## Document excerpt
+ + + + +
Yet much of his verse we think cannot live. His early imitations of Scott in narrative, and his latest songs of labor, which appear mechanical and cold, compared with Barry Cornwall's Weaver's Song, (the palpable model of Whittier's attempts,) or the songs of Burns. Gallagher's Laborer, in this department of poetry for the people, (where Elliott is the foremost bard of the present day,) strikes us as superior to anything of Whittier's in the same way.

The list of Quaker writers is short. Besides those we have mentioned, whose writings made a part of the current popular literature, we may add John Neal, a Quaker born and bred, though, doubtless, long since read out of meeting; Hannah Adams, the worthy spinster; and Mrs. Opie, if we are not mistaken, excellent in her tales for the young.

We do not comprehend under our caption much the largest proportion of Quaker writings, by members of the Society of Friends-the piles of controversy and sectarian history. The early writers and founders of Quakerism, Fox and his ablest disciple Penn, and Barclay the Apologist, were voluminous pamphleteers and ready disputants. The historian, Sewall, (a classic among the Friends, as Neal among the Puritans,) is preferred by Lamb to Southey in his Life of Wesley, an epitome of the History of Methodism. The author of Elia speaks highly of the life of Woolman. But Bancroft is abundantly sufficient for the general reader, in whose single chapter is condensed the marrow of a shelf full

of Quaker histories, by men who have not yet learned the art of historical narrative and philosophical criticism.

In the elder literature, the Quakers meet with but scurvy treatment. The scholar will recollect Tom Brown's famous sermon, and the pungent epigrams of Butler. Dr. South, in his admirable sermon on the Christian Pentecost, has expended some of the finest prose satire in the language on the Puritans, which might apply with equal force to the Quakers, particularly of that day.

The character of the Quaker has often been caricatured on the stage, where he is generally made out a quack or a hypocrite, or both. As the Quakers neither see nor write plays, this is hardly fair. Among the classic comedies, the Bold Stroke for a Wife contains the liveliest and best drawn character, Simon Pure. The songs and music of Dibdin, with the rich tenor and fine acting of Incledon, has given the opera of the Quaker, in which he performed the part of Steady, a permanent reputation.

Seriously, however, Americans should cherish the Quaker. He has founded one of our finest states, and given it a peculiar character. His spirit is seen and kept alive in our wisest reforms, and his own character is such, that if it may not always be refined into that of the polite gentleman or agreeable companion, it is, nevertheless, made of the same material, and shares, as well and as constantly, in the characters of a true patriot, a zealous friend, an honest philanthropist, and a virtuous citizen.

XXII.

POETRY FOR THE PEOPLE.
+ + + + +
## Task
How would you say this sentence from the passage on Quaker writers in Spanish: "As the Quakers neither see nor write plays, this is hardly fair."? Rely only on the passage on Quaker writers, not on the rows.

## Image region annotations
+ + + + +
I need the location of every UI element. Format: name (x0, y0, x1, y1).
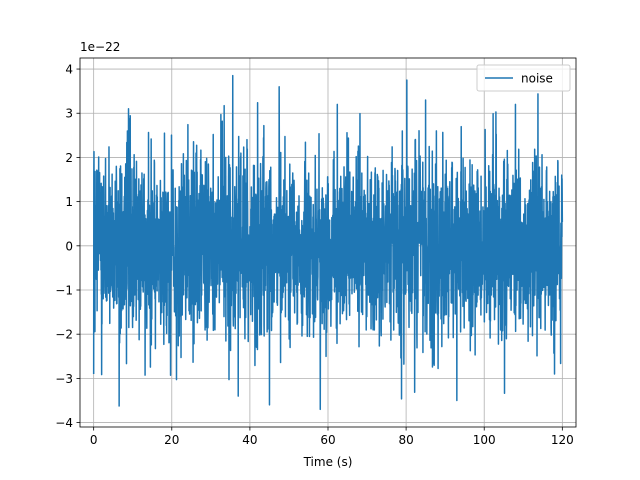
x-tick-label: 120 (551, 433, 574, 447)
y-tick-label: 4 (65, 63, 73, 77)
y-tick-label: −1 (55, 284, 73, 298)
x-tick-label: 0 (90, 433, 98, 447)
y-axis-ticks: −4 −3 −2 −1 0 1 2 3 4 (55, 63, 80, 430)
series-line-noise (92, 74, 564, 411)
y-tick-label: −3 (55, 372, 73, 386)
y-tick-label: 3 (65, 107, 73, 121)
y-tick-label: −2 (55, 328, 73, 342)
y-axis-scale-offset: 1e−22 (80, 40, 120, 54)
legend-label-noise: noise (521, 72, 553, 86)
y-tick-label: 1 (65, 195, 73, 209)
x-tick-label: 80 (398, 433, 413, 447)
x-axis-ticks: 0 20 40 60 80 100 120 (90, 427, 574, 447)
legend: noise (476, 64, 571, 92)
y-tick-label: 2 (65, 151, 73, 165)
x-tick-label: 40 (242, 433, 257, 447)
y-tick-label: −4 (55, 416, 73, 430)
x-axis-title: Time (s) (303, 455, 353, 469)
series-layer (92, 74, 564, 411)
legend-box (476, 64, 571, 92)
x-tick-label: 60 (320, 433, 335, 447)
x-tick-label: 100 (473, 433, 496, 447)
x-tick-label: 20 (164, 433, 179, 447)
y-tick-label: 0 (65, 239, 73, 253)
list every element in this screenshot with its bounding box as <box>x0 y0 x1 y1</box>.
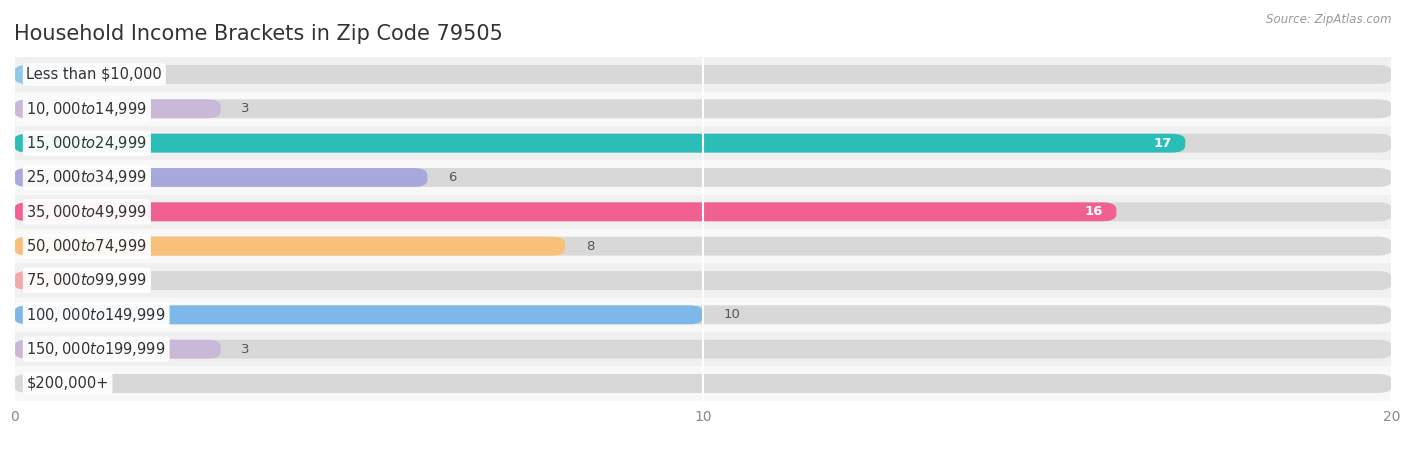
FancyBboxPatch shape <box>14 65 1392 84</box>
Bar <box>0 160 1406 195</box>
FancyBboxPatch shape <box>14 99 221 118</box>
FancyBboxPatch shape <box>14 305 703 324</box>
Text: 16: 16 <box>1084 205 1102 218</box>
FancyBboxPatch shape <box>14 271 83 290</box>
FancyBboxPatch shape <box>14 99 1392 118</box>
Bar <box>0 126 1406 160</box>
Bar <box>0 332 1406 366</box>
FancyBboxPatch shape <box>14 134 1185 153</box>
Text: Less than $10,000: Less than $10,000 <box>27 67 162 82</box>
FancyBboxPatch shape <box>14 271 1392 290</box>
FancyBboxPatch shape <box>14 237 1392 255</box>
Text: 1: 1 <box>104 274 112 287</box>
Text: $100,000 to $149,999: $100,000 to $149,999 <box>27 306 166 324</box>
FancyBboxPatch shape <box>14 374 1392 393</box>
FancyBboxPatch shape <box>14 305 1392 324</box>
Text: 17: 17 <box>1153 136 1171 150</box>
Text: $150,000 to $199,999: $150,000 to $199,999 <box>27 340 166 358</box>
Bar <box>0 263 1406 298</box>
Text: $200,000+: $200,000+ <box>27 376 108 391</box>
Text: 6: 6 <box>449 171 457 184</box>
FancyBboxPatch shape <box>14 65 83 84</box>
FancyBboxPatch shape <box>14 134 1392 153</box>
FancyBboxPatch shape <box>14 340 1392 359</box>
Text: 0: 0 <box>35 377 44 390</box>
Text: 1: 1 <box>104 68 112 81</box>
FancyBboxPatch shape <box>14 237 565 255</box>
Text: $15,000 to $24,999: $15,000 to $24,999 <box>27 134 148 152</box>
Bar <box>0 57 1406 92</box>
Text: Source: ZipAtlas.com: Source: ZipAtlas.com <box>1267 13 1392 26</box>
Text: $35,000 to $49,999: $35,000 to $49,999 <box>27 203 148 221</box>
FancyBboxPatch shape <box>14 202 1116 221</box>
Bar <box>0 92 1406 126</box>
Bar <box>0 298 1406 332</box>
Text: $75,000 to $99,999: $75,000 to $99,999 <box>27 272 148 290</box>
Text: 10: 10 <box>724 308 741 321</box>
Text: 3: 3 <box>242 343 250 356</box>
Bar <box>0 195 1406 229</box>
FancyBboxPatch shape <box>14 168 427 187</box>
FancyBboxPatch shape <box>14 168 1392 187</box>
Text: $25,000 to $34,999: $25,000 to $34,999 <box>27 168 148 186</box>
Text: 3: 3 <box>242 102 250 115</box>
FancyBboxPatch shape <box>14 202 1392 221</box>
Text: 8: 8 <box>586 240 595 253</box>
Bar <box>0 229 1406 263</box>
Bar <box>0 366 1406 401</box>
Text: Household Income Brackets in Zip Code 79505: Household Income Brackets in Zip Code 79… <box>14 24 503 44</box>
Text: $50,000 to $74,999: $50,000 to $74,999 <box>27 237 148 255</box>
FancyBboxPatch shape <box>14 340 221 359</box>
Text: $10,000 to $14,999: $10,000 to $14,999 <box>27 100 148 118</box>
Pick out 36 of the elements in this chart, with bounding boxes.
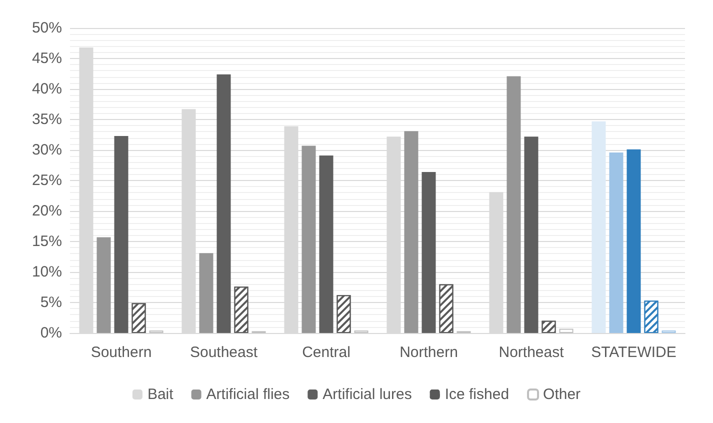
y-tick-label: 45% xyxy=(32,50,62,67)
x-tick-label: Northern xyxy=(400,344,458,361)
legend-label: Other xyxy=(543,386,581,403)
x-tick-label: Central xyxy=(302,344,350,361)
x-tick-label: STATEWIDE xyxy=(591,344,676,361)
legend-label: Artificial flies xyxy=(206,386,290,403)
y-tick-label: 50% xyxy=(32,20,62,36)
bar xyxy=(422,172,436,333)
bar xyxy=(319,155,334,333)
y-tick-label: 40% xyxy=(32,80,62,98)
bar xyxy=(199,253,214,333)
y-tick-label: 25% xyxy=(32,172,62,189)
bar xyxy=(96,237,111,333)
x-tick-label: Southern xyxy=(90,344,152,361)
y-tick-label: 30% xyxy=(32,142,62,158)
legend-label: Bait xyxy=(147,386,174,403)
y-tick-label: 35% xyxy=(32,111,62,128)
bar xyxy=(506,76,521,333)
legend-label: Ice fished xyxy=(444,386,510,403)
y-tick-label: 20% xyxy=(32,202,62,220)
bar xyxy=(592,121,606,333)
legend-label: Artificial lures xyxy=(322,386,412,403)
bar xyxy=(609,152,624,333)
bar xyxy=(114,136,128,333)
bar xyxy=(404,131,418,333)
y-tick-label: 10% xyxy=(32,264,62,280)
x-tick-label: Southeast xyxy=(190,344,258,361)
y-tick-label: 0% xyxy=(40,324,62,342)
y-tick-label: 5% xyxy=(40,294,62,311)
bar xyxy=(626,149,641,333)
x-tick-label: Northeast xyxy=(498,344,565,361)
bar xyxy=(559,328,574,333)
y-tick-label: 15% xyxy=(32,233,62,250)
bar xyxy=(524,136,538,333)
bar xyxy=(302,146,316,333)
bar xyxy=(216,74,231,333)
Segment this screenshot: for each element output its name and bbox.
+ + + + +
## Task output
Como los cuáqueros ni ven ni escriben obras de teatro, esto difícilmente es justo.